> **Supplied records**
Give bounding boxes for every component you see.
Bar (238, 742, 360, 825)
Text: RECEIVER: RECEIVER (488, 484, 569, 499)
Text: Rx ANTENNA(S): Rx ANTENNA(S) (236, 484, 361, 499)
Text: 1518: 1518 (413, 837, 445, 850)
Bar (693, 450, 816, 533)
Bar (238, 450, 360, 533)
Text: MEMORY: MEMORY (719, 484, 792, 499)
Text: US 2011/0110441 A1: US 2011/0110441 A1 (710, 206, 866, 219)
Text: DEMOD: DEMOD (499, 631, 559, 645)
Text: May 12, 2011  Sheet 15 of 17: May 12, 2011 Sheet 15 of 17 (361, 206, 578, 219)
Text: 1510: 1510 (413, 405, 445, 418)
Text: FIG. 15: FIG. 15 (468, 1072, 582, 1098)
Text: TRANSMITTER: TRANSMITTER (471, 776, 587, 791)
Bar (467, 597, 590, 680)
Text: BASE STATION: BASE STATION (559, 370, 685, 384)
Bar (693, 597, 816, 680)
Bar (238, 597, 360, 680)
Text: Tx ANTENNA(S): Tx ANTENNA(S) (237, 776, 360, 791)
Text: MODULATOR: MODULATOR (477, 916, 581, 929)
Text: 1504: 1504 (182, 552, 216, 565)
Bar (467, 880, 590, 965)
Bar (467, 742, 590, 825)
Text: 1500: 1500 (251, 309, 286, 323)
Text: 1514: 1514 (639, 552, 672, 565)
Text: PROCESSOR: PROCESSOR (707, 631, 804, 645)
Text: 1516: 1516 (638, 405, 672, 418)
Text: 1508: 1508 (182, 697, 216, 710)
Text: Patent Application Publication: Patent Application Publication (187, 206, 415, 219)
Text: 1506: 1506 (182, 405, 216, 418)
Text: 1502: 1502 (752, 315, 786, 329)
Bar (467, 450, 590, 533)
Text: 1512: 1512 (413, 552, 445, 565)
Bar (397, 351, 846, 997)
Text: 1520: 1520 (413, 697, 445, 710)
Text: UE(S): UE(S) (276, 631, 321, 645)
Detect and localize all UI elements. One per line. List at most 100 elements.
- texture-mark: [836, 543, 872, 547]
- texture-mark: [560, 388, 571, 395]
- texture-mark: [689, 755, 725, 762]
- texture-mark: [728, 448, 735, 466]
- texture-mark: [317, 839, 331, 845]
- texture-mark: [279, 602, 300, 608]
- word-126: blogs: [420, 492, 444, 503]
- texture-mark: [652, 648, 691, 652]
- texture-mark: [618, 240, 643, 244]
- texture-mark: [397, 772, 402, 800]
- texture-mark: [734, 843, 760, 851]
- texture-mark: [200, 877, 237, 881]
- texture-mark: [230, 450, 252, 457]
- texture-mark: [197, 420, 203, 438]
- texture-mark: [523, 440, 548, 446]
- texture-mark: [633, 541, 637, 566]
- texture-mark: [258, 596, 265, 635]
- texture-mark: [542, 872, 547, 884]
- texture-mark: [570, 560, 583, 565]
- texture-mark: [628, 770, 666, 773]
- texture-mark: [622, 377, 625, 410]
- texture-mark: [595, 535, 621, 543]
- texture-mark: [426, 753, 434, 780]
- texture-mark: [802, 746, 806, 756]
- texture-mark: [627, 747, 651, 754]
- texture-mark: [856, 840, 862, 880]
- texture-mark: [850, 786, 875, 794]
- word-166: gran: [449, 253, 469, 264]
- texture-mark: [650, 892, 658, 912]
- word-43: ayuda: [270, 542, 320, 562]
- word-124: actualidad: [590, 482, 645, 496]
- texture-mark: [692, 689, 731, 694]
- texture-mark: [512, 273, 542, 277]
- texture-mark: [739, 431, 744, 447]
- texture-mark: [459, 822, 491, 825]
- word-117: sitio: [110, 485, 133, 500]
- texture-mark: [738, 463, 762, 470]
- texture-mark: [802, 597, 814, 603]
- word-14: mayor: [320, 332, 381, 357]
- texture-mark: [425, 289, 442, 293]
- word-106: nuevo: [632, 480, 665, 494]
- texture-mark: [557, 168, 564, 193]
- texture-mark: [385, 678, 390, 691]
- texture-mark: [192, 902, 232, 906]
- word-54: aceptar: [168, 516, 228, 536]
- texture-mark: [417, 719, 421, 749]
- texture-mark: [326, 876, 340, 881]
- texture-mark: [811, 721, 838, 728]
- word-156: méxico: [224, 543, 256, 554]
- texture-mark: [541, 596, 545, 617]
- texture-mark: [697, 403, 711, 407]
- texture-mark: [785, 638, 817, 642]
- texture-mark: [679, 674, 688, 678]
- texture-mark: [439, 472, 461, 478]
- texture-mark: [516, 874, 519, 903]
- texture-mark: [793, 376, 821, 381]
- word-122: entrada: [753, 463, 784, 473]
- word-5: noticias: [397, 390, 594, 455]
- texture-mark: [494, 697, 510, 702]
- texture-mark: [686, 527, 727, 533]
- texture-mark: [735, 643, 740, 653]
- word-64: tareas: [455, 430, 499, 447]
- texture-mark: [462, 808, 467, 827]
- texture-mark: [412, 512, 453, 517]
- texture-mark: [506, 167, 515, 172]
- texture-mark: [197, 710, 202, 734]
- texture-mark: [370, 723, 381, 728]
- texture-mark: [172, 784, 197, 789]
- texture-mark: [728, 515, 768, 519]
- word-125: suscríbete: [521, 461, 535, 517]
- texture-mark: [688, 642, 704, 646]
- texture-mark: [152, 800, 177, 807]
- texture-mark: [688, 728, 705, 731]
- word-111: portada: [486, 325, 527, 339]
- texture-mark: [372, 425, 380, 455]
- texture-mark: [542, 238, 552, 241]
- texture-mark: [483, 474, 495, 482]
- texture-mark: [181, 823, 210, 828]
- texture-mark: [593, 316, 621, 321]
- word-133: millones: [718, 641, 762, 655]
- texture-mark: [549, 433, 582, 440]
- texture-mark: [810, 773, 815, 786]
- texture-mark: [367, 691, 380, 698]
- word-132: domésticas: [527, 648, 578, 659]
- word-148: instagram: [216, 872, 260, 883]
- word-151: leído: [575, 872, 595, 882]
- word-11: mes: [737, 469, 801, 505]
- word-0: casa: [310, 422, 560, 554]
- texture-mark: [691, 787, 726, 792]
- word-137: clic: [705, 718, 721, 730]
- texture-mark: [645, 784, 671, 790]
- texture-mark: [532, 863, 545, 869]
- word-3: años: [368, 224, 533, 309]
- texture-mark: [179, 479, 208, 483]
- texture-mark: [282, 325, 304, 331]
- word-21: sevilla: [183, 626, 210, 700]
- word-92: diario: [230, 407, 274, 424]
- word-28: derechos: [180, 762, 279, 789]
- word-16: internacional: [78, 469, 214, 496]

> **Brief**
Can you set down, word for word, the stretch of the records above from their start through the line containing "Bar (238, 450, 360, 533)", including both ends?

> **Result for this exercise**
Give bounding boxes for every component you see.
Bar (238, 742, 360, 825)
Text: RECEIVER: RECEIVER (488, 484, 569, 499)
Text: Rx ANTENNA(S): Rx ANTENNA(S) (236, 484, 361, 499)
Text: 1518: 1518 (413, 837, 445, 850)
Bar (693, 450, 816, 533)
Bar (238, 450, 360, 533)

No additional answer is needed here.